**What you will do**:
Write the data out again, character for character, with no images.

Rows from a dataset
- - - -
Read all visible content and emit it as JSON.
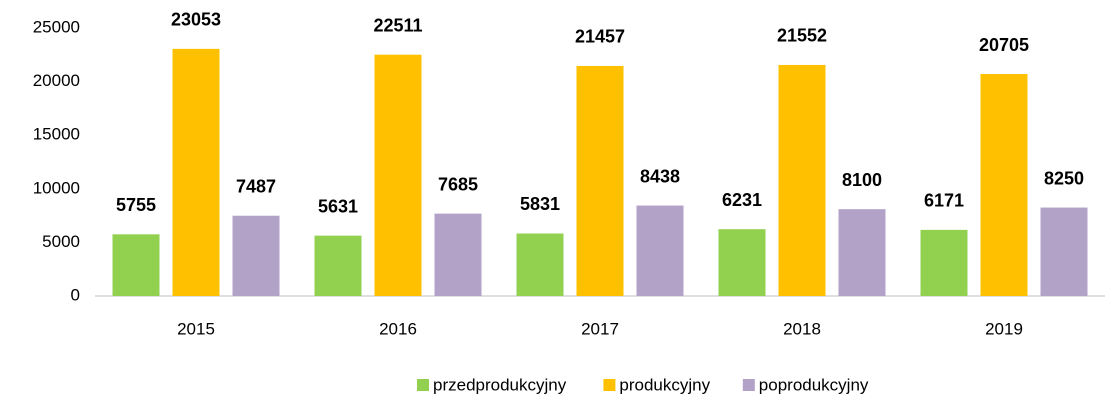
{
  "chart_data": {
    "type": "bar",
    "categories": [
      "2015",
      "2016",
      "2017",
      "2018",
      "2019"
    ],
    "series": [
      {
        "name": "przedprodukcyjny",
        "color": "#92d050",
        "values": [
          5755,
          5631,
          5831,
          6231,
          6171
        ]
      },
      {
        "name": "produkcyjny",
        "color": "#ffc000",
        "values": [
          23053,
          22511,
          21457,
          21552,
          20705
        ]
      },
      {
        "name": "poprodukcyjny",
        "color": "#b3a2c7",
        "values": [
          7487,
          7685,
          8438,
          8100,
          8250
        ]
      }
    ],
    "ylim": [
      0,
      25000
    ],
    "yticks": [
      0,
      5000,
      10000,
      15000,
      20000,
      25000
    ],
    "grid": false,
    "legend": "bottom"
  }
}
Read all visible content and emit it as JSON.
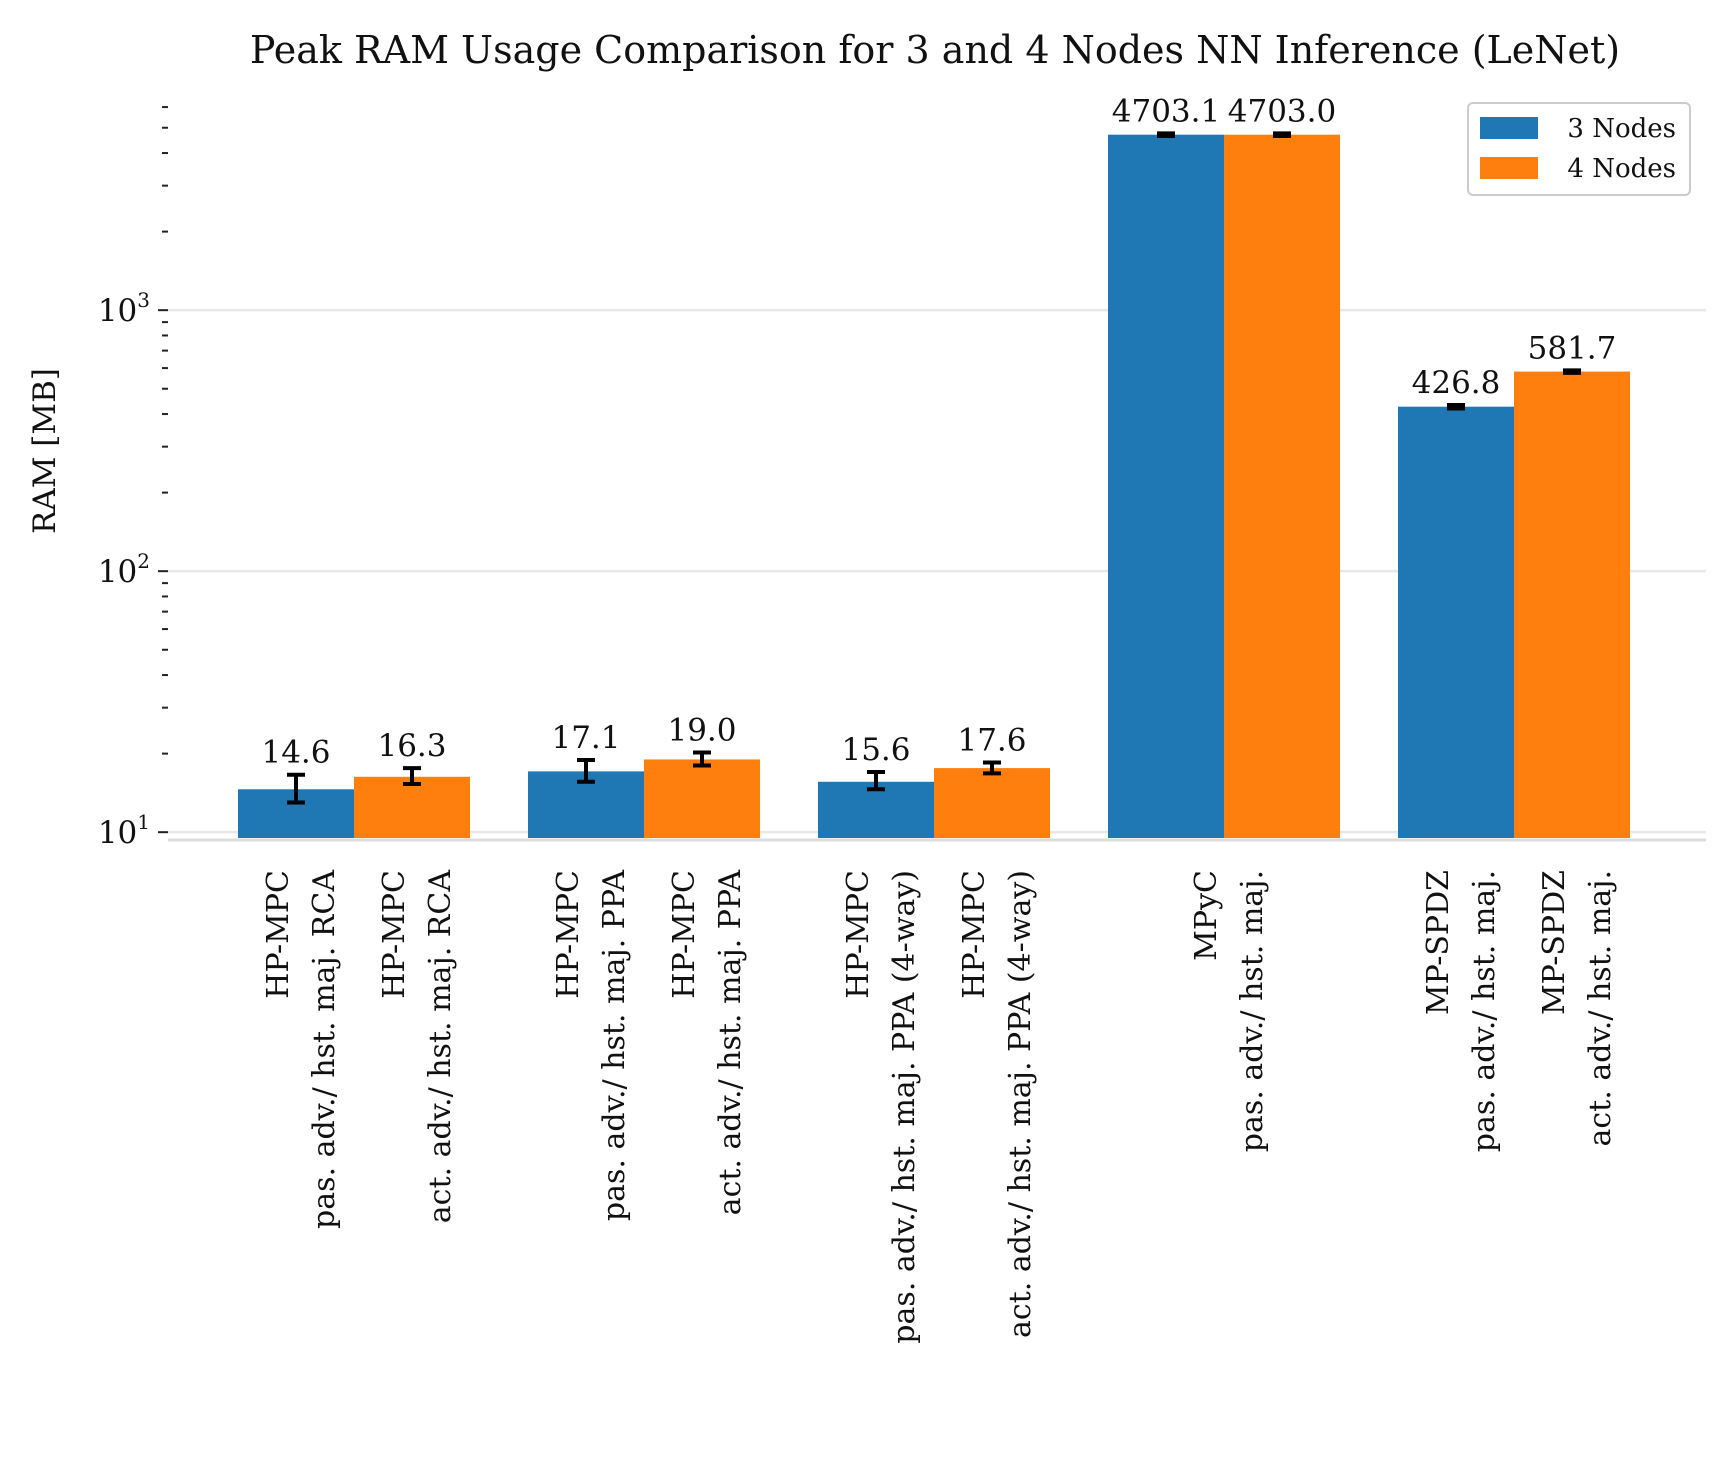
{
  "chart_data": {
    "type": "bar",
    "title": "Peak RAM Usage Comparison for 3 and 4 Nodes NN Inference (LeNet)",
    "ylabel": "RAM [MB]",
    "xlabel": "",
    "yscale": "log",
    "ylim": [
      9.5,
      6500
    ],
    "yticks": [
      {
        "value": 10,
        "base": "10",
        "exp": "1"
      },
      {
        "value": 100,
        "base": "10",
        "exp": "2"
      },
      {
        "value": 1000,
        "base": "10",
        "exp": "3"
      }
    ],
    "grid": "horizontal",
    "legend_position": "top-right",
    "series": [
      {
        "name": "3 Nodes",
        "color": "#1f77b4"
      },
      {
        "name": "4 Nodes",
        "color": "#ff7f0e"
      }
    ],
    "groups": [
      {
        "bars": [
          {
            "series": 0,
            "value": 14.6,
            "label": "14.6",
            "err": [
              13.0,
              16.6
            ],
            "tick": [
              "HP-MPC",
              "pas. adv./ hst. maj. RCA"
            ]
          },
          {
            "series": 1,
            "value": 16.3,
            "label": "16.3",
            "err": [
              15.3,
              17.6
            ],
            "tick": [
              "HP-MPC",
              "act. adv./ hst. maj. RCA"
            ]
          }
        ]
      },
      {
        "bars": [
          {
            "series": 0,
            "value": 17.1,
            "label": "17.1",
            "err": [
              15.6,
              18.9
            ],
            "tick": [
              "HP-MPC",
              "pas. adv./ hst. maj. PPA"
            ]
          },
          {
            "series": 1,
            "value": 19.0,
            "label": "19.0",
            "err": [
              18.0,
              20.2
            ],
            "tick": [
              "HP-MPC",
              "act. adv./ hst. maj. PPA"
            ]
          }
        ]
      },
      {
        "bars": [
          {
            "series": 0,
            "value": 15.6,
            "label": "15.6",
            "err": [
              14.6,
              17.0
            ],
            "tick": [
              "HP-MPC",
              "pas. adv./ hst. maj. PPA (4-way)"
            ]
          },
          {
            "series": 1,
            "value": 17.6,
            "label": "17.6",
            "err": [
              16.8,
              18.5
            ],
            "tick": [
              "HP-MPC",
              "act. adv./ hst. maj. PPA (4-way)"
            ]
          }
        ]
      },
      {
        "bars": [
          {
            "series": 0,
            "value": 4703.1,
            "label": "4703.1",
            "err": [
              4650,
              4760
            ],
            "tick": null
          },
          {
            "series": 1,
            "value": 4703.0,
            "label": "4703.0",
            "err": [
              4650,
              4760
            ],
            "tick": null
          }
        ],
        "group_tick": [
          "MPyC",
          "pas. adv./ hst. maj."
        ]
      },
      {
        "bars": [
          {
            "series": 0,
            "value": 426.8,
            "label": "426.8",
            "err": [
              420,
              433
            ],
            "tick": [
              "MP-SPDZ",
              "pas. adv./ hst. maj."
            ]
          },
          {
            "series": 1,
            "value": 581.7,
            "label": "581.7",
            "err": [
              575,
              588
            ],
            "tick": [
              "MP-SPDZ",
              "act. adv./ hst. maj."
            ]
          }
        ]
      }
    ]
  }
}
- - - -
**Exercise result**:
Read all visible content and emit it as JSON.
{
  "chart_data": {
    "type": "bar",
    "categories": [
      "2015",
      "2016",
      "2017",
      "2018",
      "2019"
    ],
    "series": [
      {
        "name": "przedprodukcyjny",
        "color": "#92d050",
        "values": [
          5755,
          5631,
          5831,
          6231,
          6171
        ]
      },
      {
        "name": "produkcyjny",
        "color": "#ffc000",
        "values": [
          23053,
          22511,
          21457,
          21552,
          20705
        ]
      },
      {
        "name": "poprodukcyjny",
        "color": "#b3a2c7",
        "values": [
          7487,
          7685,
          8438,
          8100,
          8250
        ]
      }
    ],
    "ylim": [
      0,
      25000
    ],
    "yticks": [
      0,
      5000,
      10000,
      15000,
      20000,
      25000
    ],
    "grid": false,
    "legend": "bottom"
  }
}
Read all visible content and emit it as JSON.
{
  "chart_data": {
    "type": "bar",
    "title": "Peak RAM Usage Comparison for 3 and 4 Nodes NN Inference (LeNet)",
    "ylabel": "RAM [MB]",
    "xlabel": "",
    "yscale": "log",
    "ylim": [
      9.5,
      6500
    ],
    "yticks": [
      {
        "value": 10,
        "base": "10",
        "exp": "1"
      },
      {
        "value": 100,
        "base": "10",
        "exp": "2"
      },
      {
        "value": 1000,
        "base": "10",
        "exp": "3"
      }
    ],
    "grid": "horizontal",
    "legend_position": "top-right",
    "series": [
      {
        "name": "3 Nodes",
        "color": "#1f77b4"
      },
      {
        "name": "4 Nodes",
        "color": "#ff7f0e"
      }
    ],
    "groups": [
      {
        "bars": [
          {
            "series": 0,
            "value": 14.6,
            "label": "14.6",
            "err": [
              13.0,
              16.6
            ],
            "tick": [
              "HP-MPC",
              "pas. adv./ hst. maj. RCA"
            ]
          },
          {
            "series": 1,
            "value": 16.3,
            "label": "16.3",
            "err": [
              15.3,
              17.6
            ],
            "tick": [
              "HP-MPC",
              "act. adv./ hst. maj. RCA"
            ]
          }
        ]
      },
      {
        "bars": [
          {
            "series": 0,
            "value": 17.1,
            "label": "17.1",
            "err": [
              15.6,
              18.9
            ],
            "tick": [
              "HP-MPC",
              "pas. adv./ hst. maj. PPA"
            ]
          },
          {
            "series": 1,
            "value": 19.0,
            "label": "19.0",
            "err": [
              18.0,
              20.2
            ],
            "tick": [
              "HP-MPC",
              "act. adv./ hst. maj. PPA"
            ]
          }
        ]
      },
      {
        "bars": [
          {
            "series": 0,
            "value": 15.6,
            "label": "15.6",
            "err": [
              14.6,
              17.0
            ],
            "tick": [
              "HP-MPC",
              "pas. adv./ hst. maj. PPA (4-way)"
            ]
          },
          {
            "series": 1,
            "value": 17.6,
            "label": "17.6",
            "err": [
              16.8,
              18.5
            ],
            "tick": [
              "HP-MPC",
              "act. adv./ hst. maj. PPA (4-way)"
            ]
          }
        ]
      },
      {
        "bars": [
          {
            "series": 0,
            "value": 4703.1,
            "label": "4703.1",
            "err": [
              4650,
              4760
            ],
            "tick": null
          },
          {
            "series": 1,
            "value": 4703.0,
            "label": "4703.0",
            "err": [
              4650,
              4760
            ],
            "tick": null
          }
        ],
        "group_tick": [
          "MPyC",
          "pas. adv./ hst. maj."
        ]
      },
      {
        "bars": [
          {
            "series": 0,
            "value": 426.8,
            "label": "426.8",
            "err": [
              420,
              433
            ],
            "tick": [
              "MP-SPDZ",
              "pas. adv./ hst. maj."
            ]
          },
          {
            "series": 1,
            "value": 581.7,
            "label": "581.7",
            "err": [
              575,
              588
            ],
            "tick": [
              "MP-SPDZ",
              "act. adv./ hst. maj."
            ]
          }
        ]
      }
    ]
  }
}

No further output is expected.